— start THE DATA —
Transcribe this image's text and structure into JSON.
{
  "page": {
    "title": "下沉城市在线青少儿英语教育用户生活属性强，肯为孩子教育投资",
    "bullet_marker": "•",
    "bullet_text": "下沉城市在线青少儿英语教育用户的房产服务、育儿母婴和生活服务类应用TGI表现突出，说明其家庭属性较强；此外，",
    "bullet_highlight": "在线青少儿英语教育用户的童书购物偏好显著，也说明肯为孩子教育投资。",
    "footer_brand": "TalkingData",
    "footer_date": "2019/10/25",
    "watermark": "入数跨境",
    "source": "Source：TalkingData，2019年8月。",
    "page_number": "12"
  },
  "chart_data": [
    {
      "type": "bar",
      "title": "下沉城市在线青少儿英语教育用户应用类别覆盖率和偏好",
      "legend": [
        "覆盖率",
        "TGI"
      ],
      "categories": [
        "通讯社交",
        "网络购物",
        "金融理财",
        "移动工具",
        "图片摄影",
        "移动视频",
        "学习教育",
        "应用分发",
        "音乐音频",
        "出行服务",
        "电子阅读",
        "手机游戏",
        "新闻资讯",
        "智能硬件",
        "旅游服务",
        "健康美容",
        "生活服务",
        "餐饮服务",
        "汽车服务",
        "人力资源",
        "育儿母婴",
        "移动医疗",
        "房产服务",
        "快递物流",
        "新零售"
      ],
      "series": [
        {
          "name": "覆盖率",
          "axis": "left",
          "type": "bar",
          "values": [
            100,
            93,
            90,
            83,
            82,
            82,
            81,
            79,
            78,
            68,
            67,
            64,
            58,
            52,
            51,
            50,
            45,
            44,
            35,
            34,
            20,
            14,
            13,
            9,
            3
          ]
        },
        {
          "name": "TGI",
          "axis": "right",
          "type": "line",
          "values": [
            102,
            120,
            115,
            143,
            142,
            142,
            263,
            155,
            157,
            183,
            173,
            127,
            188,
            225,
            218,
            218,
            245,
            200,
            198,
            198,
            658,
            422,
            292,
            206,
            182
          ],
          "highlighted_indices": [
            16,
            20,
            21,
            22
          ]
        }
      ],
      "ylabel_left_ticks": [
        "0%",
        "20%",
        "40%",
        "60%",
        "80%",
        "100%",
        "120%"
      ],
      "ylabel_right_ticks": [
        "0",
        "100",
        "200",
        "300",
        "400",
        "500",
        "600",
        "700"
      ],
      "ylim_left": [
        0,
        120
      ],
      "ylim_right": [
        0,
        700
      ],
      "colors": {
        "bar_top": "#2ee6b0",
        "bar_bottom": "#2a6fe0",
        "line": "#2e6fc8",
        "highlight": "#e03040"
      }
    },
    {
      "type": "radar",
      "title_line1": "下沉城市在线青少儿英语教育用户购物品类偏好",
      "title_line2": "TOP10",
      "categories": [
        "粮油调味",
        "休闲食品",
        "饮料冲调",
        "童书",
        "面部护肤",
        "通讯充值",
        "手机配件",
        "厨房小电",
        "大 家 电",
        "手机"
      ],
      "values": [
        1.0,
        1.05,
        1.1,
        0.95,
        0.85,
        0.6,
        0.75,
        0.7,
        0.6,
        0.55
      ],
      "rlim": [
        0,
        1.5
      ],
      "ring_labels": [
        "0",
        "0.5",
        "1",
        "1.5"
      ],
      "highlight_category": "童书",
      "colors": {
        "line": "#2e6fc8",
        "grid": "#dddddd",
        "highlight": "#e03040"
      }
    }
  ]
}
— end THE DATA —
TASK: How many of these lines contain "TalkingData"? Write only the number.

CORRECT OUTPUT: 2